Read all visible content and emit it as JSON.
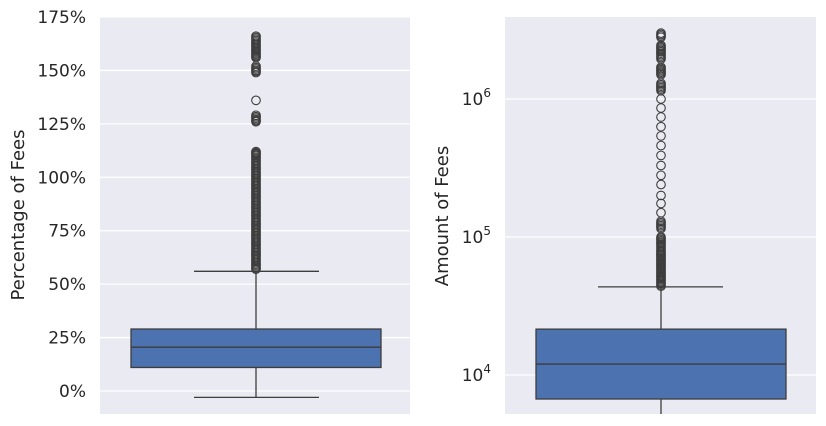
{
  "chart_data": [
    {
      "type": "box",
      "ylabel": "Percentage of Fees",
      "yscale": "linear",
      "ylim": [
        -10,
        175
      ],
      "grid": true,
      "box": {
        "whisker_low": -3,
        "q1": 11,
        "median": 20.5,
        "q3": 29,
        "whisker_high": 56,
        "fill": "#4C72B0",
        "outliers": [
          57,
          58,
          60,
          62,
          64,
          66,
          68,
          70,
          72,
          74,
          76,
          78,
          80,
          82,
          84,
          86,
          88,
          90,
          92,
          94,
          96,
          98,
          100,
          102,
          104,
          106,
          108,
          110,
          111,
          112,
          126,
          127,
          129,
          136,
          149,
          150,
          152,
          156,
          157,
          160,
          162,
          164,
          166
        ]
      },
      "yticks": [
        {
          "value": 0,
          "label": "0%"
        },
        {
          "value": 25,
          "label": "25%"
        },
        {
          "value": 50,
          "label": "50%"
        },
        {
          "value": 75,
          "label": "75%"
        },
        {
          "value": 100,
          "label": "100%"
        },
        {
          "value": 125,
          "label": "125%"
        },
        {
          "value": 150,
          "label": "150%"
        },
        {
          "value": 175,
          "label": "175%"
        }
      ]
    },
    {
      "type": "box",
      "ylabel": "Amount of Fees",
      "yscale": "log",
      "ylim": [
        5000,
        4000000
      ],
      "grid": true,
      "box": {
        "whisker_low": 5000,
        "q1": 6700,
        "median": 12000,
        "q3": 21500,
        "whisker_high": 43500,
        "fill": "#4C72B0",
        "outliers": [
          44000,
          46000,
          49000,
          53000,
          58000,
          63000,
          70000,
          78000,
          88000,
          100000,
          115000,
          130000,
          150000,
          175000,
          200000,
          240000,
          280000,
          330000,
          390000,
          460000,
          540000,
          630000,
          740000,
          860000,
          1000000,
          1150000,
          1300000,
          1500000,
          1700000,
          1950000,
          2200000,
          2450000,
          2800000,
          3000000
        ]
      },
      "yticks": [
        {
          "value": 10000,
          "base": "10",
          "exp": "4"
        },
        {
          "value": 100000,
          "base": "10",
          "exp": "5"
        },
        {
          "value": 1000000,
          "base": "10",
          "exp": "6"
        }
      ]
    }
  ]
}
····················
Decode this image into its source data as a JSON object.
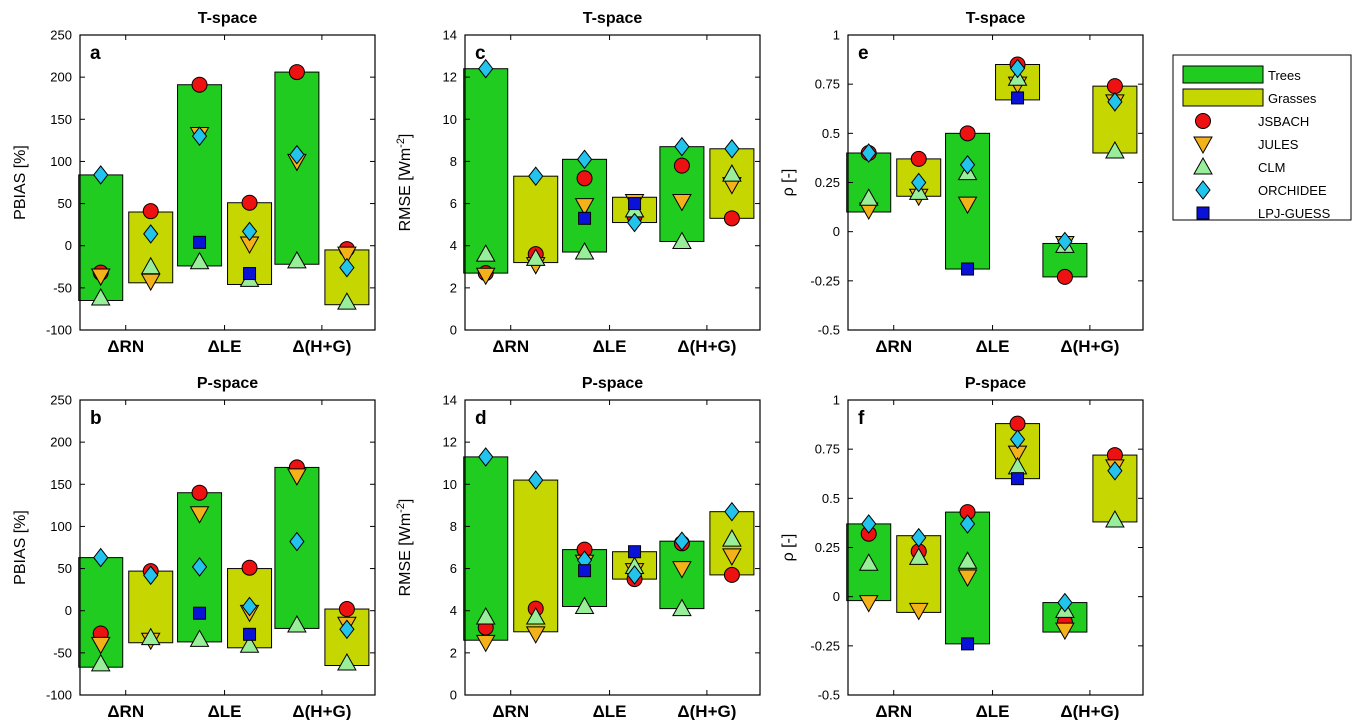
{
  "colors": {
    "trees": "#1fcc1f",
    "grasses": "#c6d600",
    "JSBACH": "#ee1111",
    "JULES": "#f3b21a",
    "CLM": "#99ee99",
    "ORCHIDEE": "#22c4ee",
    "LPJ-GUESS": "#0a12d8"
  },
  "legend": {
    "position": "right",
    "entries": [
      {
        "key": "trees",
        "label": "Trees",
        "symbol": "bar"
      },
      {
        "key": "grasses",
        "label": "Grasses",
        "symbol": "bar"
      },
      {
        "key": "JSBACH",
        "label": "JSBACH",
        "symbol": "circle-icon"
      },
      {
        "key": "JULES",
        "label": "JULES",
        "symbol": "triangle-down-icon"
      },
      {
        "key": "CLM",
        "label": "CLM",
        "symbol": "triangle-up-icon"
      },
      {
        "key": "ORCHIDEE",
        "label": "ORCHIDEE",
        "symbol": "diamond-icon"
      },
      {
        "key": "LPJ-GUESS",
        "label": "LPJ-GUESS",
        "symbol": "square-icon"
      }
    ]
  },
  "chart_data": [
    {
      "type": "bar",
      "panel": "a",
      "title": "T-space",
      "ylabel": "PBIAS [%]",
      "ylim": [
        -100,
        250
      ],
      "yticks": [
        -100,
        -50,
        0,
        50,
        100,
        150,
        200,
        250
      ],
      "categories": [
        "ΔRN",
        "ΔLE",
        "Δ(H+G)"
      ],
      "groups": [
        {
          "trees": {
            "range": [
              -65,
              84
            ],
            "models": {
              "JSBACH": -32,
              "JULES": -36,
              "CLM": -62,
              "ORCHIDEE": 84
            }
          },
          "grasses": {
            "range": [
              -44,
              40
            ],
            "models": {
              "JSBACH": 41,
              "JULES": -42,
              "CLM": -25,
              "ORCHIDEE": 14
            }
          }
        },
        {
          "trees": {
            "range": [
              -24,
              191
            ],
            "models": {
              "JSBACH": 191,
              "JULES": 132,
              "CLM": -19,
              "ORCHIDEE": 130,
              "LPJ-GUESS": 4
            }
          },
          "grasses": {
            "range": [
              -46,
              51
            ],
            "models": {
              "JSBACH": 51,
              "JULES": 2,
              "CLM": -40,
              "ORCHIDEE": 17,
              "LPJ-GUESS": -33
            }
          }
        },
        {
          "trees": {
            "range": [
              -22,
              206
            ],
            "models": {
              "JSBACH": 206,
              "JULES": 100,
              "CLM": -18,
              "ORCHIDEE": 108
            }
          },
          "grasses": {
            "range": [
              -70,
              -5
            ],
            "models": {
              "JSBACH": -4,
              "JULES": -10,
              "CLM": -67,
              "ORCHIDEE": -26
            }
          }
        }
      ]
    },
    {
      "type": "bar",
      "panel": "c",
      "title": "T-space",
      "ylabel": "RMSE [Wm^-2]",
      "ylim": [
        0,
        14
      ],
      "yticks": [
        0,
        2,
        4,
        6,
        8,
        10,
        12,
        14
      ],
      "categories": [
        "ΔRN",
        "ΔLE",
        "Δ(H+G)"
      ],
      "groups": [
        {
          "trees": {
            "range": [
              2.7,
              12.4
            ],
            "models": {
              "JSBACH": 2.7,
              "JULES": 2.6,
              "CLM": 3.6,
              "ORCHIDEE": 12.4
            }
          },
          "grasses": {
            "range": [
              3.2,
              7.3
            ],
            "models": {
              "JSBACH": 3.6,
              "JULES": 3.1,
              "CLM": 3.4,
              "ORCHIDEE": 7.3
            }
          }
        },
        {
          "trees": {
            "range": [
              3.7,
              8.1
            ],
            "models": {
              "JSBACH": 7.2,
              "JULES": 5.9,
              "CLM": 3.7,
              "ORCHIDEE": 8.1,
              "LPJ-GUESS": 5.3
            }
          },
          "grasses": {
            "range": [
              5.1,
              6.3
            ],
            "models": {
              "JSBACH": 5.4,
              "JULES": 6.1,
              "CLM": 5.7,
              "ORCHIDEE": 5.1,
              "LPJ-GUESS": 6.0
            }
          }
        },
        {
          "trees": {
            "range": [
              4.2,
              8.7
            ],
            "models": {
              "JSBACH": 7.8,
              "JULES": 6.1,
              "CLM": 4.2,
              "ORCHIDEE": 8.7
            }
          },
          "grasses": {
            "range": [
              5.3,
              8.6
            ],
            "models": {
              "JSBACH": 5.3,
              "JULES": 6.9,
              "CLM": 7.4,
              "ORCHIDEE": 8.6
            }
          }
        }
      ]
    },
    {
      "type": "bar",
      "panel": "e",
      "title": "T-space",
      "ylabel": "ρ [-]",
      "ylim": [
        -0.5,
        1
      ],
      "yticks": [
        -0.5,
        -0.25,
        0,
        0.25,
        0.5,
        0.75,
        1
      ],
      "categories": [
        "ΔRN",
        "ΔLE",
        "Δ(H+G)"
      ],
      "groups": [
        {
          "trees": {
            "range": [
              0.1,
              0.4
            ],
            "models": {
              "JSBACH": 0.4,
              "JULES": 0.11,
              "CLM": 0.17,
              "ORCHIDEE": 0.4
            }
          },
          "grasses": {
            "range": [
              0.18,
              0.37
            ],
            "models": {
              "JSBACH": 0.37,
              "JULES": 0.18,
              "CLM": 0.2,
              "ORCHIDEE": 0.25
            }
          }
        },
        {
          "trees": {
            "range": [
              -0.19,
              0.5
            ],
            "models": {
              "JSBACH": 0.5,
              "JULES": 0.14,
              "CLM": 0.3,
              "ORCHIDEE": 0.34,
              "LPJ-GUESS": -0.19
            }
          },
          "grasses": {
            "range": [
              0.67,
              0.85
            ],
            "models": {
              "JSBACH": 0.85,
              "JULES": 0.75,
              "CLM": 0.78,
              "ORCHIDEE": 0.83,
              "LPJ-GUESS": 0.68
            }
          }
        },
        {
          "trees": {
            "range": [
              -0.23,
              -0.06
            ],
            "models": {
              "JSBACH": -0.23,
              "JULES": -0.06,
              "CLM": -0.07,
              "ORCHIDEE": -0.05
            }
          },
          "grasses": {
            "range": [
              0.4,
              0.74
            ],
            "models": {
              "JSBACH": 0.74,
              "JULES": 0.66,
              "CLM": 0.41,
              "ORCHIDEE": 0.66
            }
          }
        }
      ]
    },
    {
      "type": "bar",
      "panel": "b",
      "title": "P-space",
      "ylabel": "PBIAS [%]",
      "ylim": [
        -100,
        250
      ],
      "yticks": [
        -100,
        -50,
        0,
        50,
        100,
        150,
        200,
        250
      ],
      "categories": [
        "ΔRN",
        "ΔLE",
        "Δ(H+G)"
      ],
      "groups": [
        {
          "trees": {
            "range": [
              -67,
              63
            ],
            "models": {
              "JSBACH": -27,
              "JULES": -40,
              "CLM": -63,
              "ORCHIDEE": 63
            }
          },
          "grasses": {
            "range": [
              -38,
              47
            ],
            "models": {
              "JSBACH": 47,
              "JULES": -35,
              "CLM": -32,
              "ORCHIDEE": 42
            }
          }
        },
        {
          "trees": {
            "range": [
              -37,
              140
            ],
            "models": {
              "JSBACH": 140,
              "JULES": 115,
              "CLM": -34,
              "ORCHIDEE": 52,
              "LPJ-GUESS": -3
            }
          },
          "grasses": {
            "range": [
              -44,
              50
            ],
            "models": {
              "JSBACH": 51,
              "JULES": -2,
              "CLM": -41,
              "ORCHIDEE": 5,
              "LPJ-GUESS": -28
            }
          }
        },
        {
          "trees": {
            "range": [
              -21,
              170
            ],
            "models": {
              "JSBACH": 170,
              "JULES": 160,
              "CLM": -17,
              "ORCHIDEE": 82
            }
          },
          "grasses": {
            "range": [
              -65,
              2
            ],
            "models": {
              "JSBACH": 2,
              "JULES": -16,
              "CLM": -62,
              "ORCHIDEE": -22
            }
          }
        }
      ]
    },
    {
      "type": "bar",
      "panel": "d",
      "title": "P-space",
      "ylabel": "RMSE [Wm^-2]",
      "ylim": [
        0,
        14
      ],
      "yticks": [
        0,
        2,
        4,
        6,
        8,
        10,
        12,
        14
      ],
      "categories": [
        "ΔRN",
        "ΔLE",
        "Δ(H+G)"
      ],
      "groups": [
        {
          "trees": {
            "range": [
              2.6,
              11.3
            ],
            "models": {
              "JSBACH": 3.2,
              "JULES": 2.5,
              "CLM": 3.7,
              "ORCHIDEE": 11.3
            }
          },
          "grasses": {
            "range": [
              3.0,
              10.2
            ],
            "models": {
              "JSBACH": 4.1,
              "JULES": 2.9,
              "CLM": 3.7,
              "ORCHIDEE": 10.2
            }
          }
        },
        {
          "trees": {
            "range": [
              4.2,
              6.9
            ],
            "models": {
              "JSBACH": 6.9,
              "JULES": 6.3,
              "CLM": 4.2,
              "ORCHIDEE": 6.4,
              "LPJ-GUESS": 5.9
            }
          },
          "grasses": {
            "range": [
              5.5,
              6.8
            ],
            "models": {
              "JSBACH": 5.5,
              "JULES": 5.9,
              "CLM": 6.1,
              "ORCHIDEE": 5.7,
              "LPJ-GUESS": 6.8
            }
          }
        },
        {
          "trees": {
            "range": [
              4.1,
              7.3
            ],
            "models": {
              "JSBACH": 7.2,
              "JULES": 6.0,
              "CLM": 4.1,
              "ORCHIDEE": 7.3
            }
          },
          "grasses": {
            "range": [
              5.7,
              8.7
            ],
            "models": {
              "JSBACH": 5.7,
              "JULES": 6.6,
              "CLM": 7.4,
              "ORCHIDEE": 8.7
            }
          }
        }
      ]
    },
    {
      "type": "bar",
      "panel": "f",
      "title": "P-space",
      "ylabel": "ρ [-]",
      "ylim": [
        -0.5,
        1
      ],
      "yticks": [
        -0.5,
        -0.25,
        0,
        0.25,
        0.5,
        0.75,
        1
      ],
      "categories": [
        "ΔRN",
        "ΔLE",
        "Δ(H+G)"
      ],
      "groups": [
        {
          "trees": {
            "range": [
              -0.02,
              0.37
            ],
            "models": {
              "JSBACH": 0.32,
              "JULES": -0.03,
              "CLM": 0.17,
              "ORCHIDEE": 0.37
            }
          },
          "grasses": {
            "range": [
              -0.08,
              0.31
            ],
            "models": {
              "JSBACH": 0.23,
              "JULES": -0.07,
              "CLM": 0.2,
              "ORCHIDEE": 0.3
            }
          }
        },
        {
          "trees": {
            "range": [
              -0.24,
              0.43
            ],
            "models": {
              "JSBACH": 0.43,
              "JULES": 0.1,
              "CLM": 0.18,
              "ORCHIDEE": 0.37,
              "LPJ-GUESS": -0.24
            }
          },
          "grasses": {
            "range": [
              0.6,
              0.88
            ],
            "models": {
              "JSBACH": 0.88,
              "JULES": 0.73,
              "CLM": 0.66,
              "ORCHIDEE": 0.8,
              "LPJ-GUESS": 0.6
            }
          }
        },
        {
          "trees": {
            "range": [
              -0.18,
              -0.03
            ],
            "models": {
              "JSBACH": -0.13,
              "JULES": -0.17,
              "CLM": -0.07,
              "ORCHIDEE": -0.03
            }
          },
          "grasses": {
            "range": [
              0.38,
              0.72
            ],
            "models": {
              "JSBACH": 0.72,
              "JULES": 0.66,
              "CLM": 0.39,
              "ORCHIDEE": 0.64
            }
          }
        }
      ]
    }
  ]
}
····················
Show all lines above holding "symbol".

▸ Response for this exercise:
        "symbol": "bar"
        "symbol": "bar"
        "symbol": "circle-icon"
        "symbol": "triangle-down-icon"
        "symbol": "triangle-up-icon"
        "symbol": "diamond-icon"
        "symbol": "square-icon"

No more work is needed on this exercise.